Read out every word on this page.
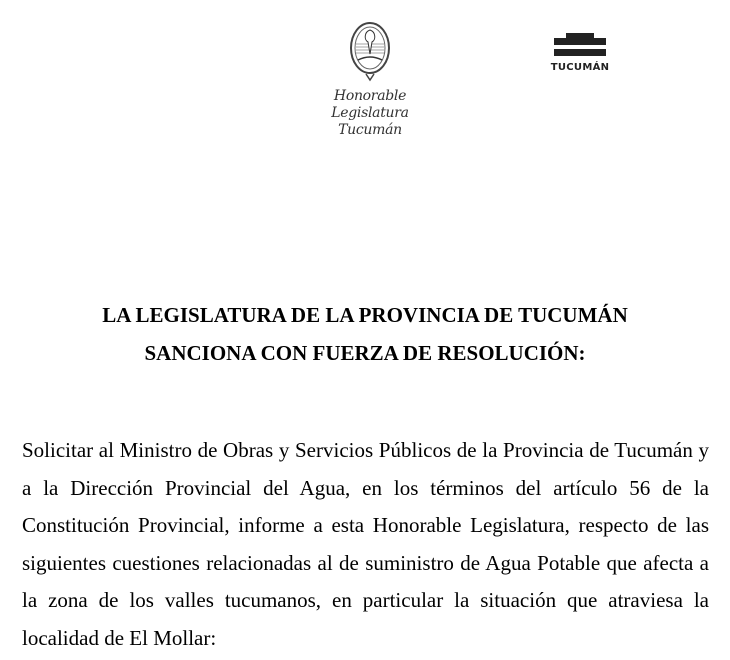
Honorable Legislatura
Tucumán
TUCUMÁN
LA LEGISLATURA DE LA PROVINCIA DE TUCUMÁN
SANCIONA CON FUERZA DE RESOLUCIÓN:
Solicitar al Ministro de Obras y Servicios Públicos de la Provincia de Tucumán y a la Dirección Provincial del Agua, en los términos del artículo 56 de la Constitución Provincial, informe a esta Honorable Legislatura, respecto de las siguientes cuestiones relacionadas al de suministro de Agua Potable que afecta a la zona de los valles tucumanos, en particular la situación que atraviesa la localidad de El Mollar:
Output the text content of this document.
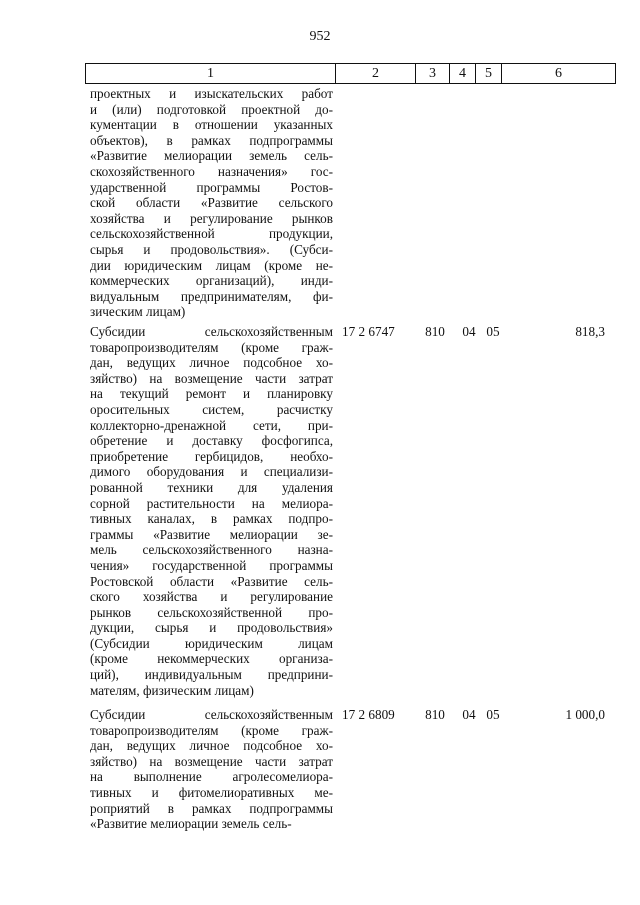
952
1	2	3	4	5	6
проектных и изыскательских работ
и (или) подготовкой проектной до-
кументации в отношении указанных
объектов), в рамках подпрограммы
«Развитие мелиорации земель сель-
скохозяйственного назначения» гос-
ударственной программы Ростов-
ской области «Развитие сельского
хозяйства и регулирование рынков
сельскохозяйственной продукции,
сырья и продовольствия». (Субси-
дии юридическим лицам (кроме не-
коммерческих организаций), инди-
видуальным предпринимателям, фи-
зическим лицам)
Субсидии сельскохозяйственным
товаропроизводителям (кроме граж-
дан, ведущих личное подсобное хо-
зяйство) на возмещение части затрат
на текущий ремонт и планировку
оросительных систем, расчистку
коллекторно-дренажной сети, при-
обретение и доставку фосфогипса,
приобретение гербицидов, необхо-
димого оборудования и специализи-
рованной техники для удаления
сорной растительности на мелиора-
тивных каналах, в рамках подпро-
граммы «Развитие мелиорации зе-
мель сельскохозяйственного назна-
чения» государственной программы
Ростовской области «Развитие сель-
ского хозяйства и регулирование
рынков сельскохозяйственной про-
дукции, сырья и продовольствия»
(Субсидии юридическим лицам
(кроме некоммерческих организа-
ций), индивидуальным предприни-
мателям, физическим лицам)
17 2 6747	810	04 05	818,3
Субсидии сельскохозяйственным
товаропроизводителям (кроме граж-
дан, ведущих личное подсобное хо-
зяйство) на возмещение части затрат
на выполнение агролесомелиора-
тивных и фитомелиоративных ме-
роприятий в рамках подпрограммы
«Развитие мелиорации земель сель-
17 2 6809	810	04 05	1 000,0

--

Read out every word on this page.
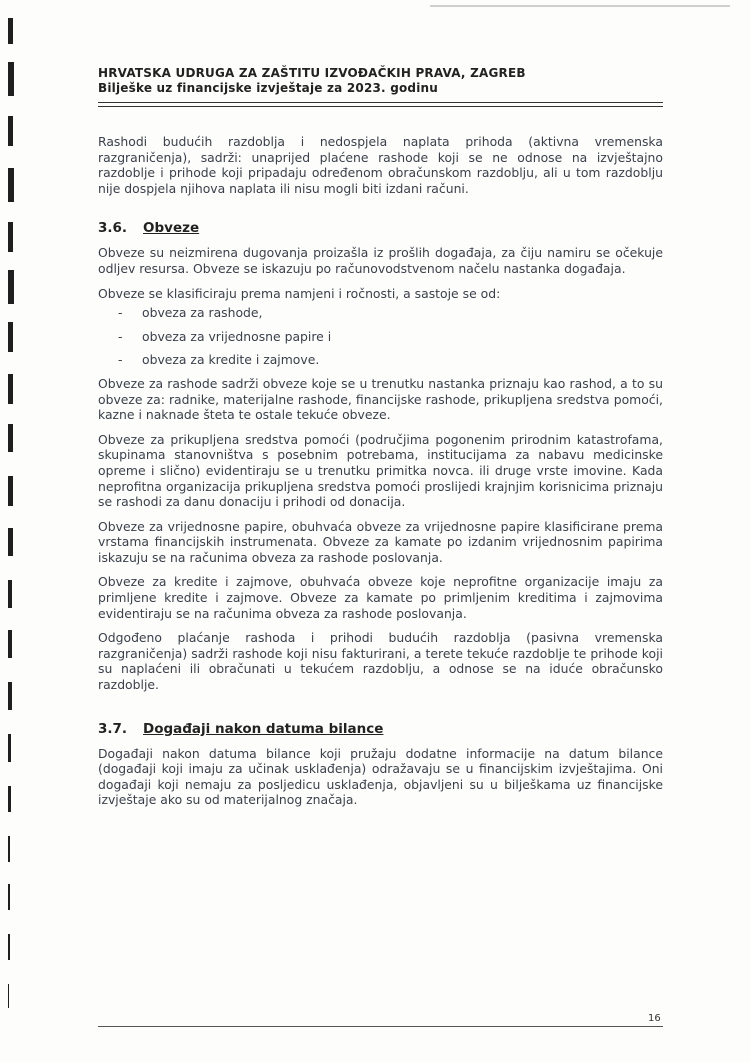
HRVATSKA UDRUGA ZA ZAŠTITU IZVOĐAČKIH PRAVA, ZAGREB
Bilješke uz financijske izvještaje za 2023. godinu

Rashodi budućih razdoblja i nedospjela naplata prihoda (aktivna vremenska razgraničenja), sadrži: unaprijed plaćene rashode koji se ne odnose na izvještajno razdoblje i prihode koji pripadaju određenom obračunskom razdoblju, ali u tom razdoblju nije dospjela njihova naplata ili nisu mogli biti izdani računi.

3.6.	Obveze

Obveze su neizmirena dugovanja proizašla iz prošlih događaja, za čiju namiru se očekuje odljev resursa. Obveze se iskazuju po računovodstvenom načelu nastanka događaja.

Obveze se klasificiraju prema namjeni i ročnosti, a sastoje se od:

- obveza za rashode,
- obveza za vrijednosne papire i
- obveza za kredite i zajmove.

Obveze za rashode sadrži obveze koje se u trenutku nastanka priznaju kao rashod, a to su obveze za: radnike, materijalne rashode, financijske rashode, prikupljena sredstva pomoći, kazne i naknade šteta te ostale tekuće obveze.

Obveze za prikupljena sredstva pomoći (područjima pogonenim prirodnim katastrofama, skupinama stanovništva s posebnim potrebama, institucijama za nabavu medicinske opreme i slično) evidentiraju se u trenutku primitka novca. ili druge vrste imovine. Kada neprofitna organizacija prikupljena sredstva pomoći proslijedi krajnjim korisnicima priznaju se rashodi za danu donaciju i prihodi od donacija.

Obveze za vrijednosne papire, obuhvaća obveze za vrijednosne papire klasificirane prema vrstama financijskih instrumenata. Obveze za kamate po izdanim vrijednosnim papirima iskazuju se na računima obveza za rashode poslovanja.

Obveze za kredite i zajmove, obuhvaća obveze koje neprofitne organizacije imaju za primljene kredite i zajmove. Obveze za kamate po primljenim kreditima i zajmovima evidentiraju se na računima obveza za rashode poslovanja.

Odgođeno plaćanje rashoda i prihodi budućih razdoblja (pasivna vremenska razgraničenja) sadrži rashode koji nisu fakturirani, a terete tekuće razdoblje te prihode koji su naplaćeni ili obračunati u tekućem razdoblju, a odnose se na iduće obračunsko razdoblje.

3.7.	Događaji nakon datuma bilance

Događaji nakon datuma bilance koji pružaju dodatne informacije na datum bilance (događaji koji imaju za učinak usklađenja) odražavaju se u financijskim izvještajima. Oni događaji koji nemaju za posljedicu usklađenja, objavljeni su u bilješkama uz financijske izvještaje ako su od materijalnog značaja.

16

* * *

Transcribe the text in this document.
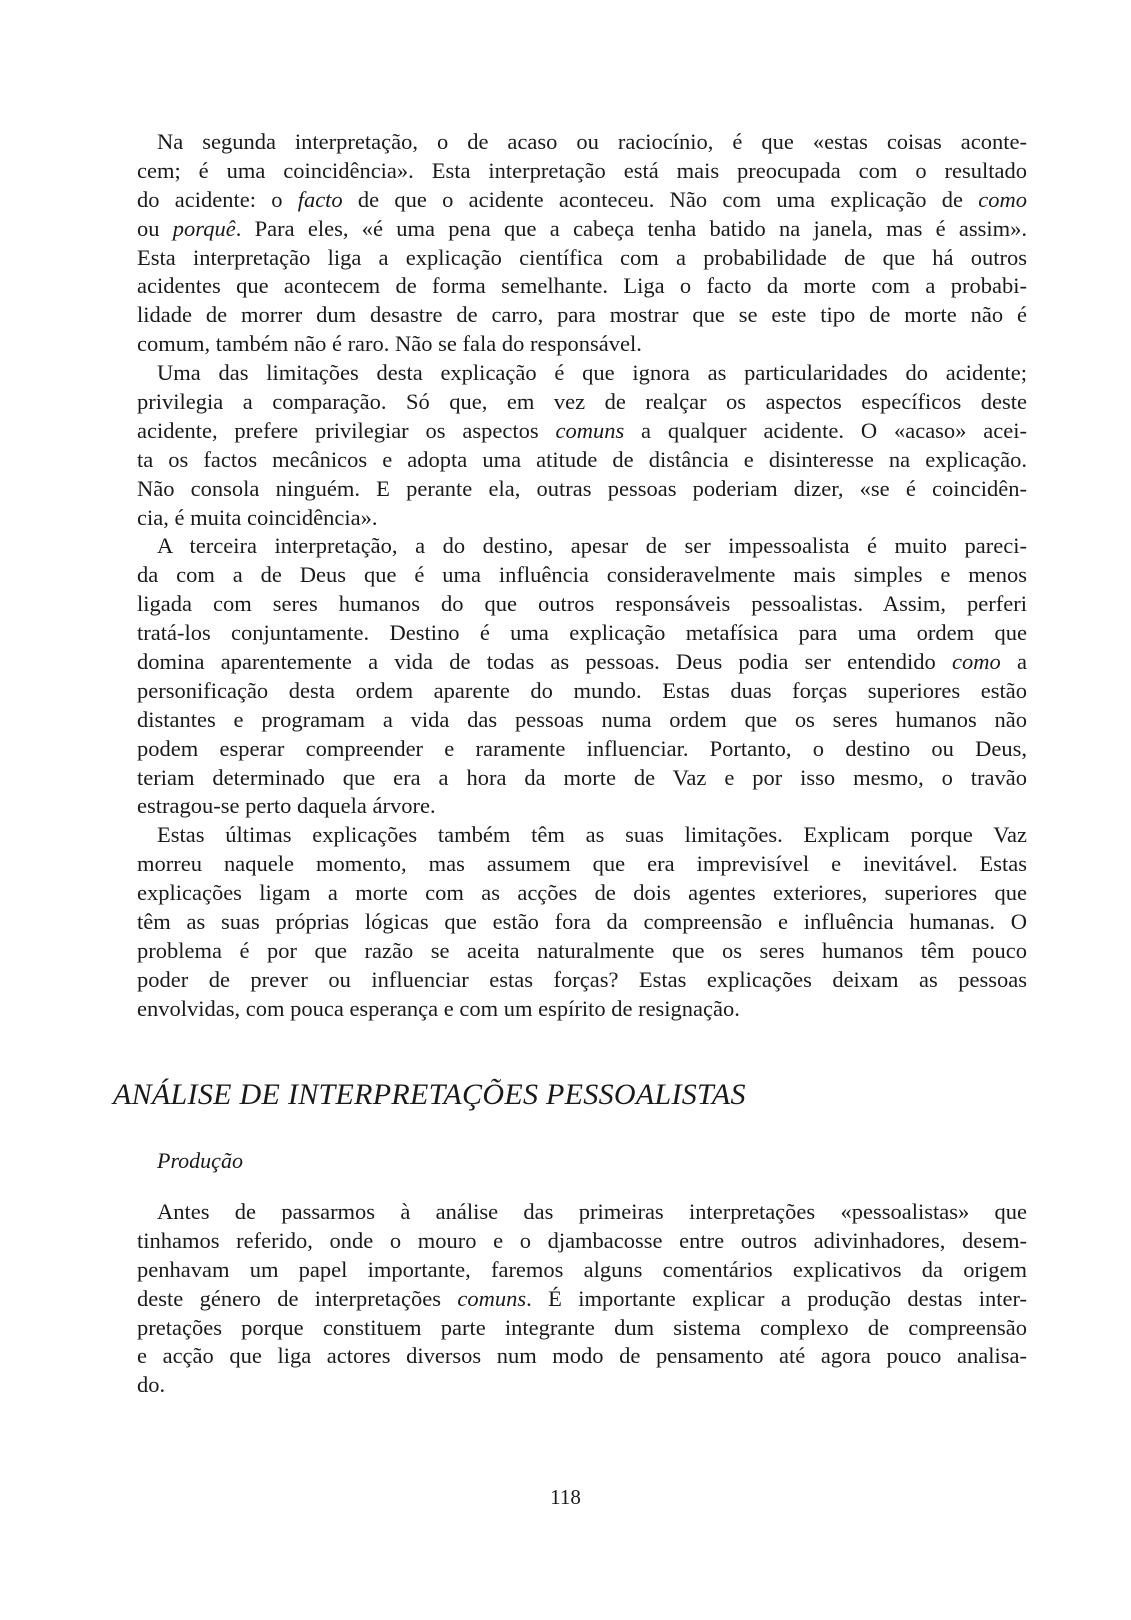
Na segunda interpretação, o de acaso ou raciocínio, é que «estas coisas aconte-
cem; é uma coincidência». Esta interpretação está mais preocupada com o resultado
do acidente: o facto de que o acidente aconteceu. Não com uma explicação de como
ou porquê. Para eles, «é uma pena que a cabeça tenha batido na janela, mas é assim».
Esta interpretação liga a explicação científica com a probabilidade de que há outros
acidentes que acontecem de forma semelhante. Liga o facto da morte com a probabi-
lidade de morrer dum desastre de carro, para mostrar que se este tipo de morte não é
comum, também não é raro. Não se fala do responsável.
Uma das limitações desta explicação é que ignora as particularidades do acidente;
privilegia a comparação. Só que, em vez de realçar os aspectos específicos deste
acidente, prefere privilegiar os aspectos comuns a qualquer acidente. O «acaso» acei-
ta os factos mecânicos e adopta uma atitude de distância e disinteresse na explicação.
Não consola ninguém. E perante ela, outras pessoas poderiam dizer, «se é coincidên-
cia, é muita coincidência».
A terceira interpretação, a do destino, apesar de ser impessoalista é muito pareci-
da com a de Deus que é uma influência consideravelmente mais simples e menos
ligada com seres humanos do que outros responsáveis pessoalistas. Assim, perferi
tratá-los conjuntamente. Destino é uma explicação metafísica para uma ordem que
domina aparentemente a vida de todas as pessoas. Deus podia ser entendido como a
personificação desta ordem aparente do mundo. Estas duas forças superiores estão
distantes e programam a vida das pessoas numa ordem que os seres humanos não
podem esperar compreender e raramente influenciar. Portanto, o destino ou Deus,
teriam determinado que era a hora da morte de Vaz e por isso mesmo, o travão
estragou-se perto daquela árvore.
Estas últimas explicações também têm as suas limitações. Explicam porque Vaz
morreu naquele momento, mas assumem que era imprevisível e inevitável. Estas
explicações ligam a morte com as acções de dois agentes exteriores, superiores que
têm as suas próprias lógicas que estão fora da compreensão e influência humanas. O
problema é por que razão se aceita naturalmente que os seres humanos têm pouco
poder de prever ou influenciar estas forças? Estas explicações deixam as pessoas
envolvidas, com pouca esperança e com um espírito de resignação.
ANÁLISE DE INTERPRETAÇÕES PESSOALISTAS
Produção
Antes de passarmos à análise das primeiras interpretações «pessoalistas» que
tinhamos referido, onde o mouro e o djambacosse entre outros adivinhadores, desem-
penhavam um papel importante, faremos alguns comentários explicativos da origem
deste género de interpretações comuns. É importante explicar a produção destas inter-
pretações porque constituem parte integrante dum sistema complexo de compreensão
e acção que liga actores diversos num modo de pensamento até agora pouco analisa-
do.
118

→ INSTRUCTIONS TO FOLLOW
From the entries above, extract each line containing "forças".

→ SOLVED PROBLEM
personificação desta ordem aparente do mundo. Estas duas forças superiores estão
poder de prever ou influenciar estas forças? Estas explicações deixam as pessoas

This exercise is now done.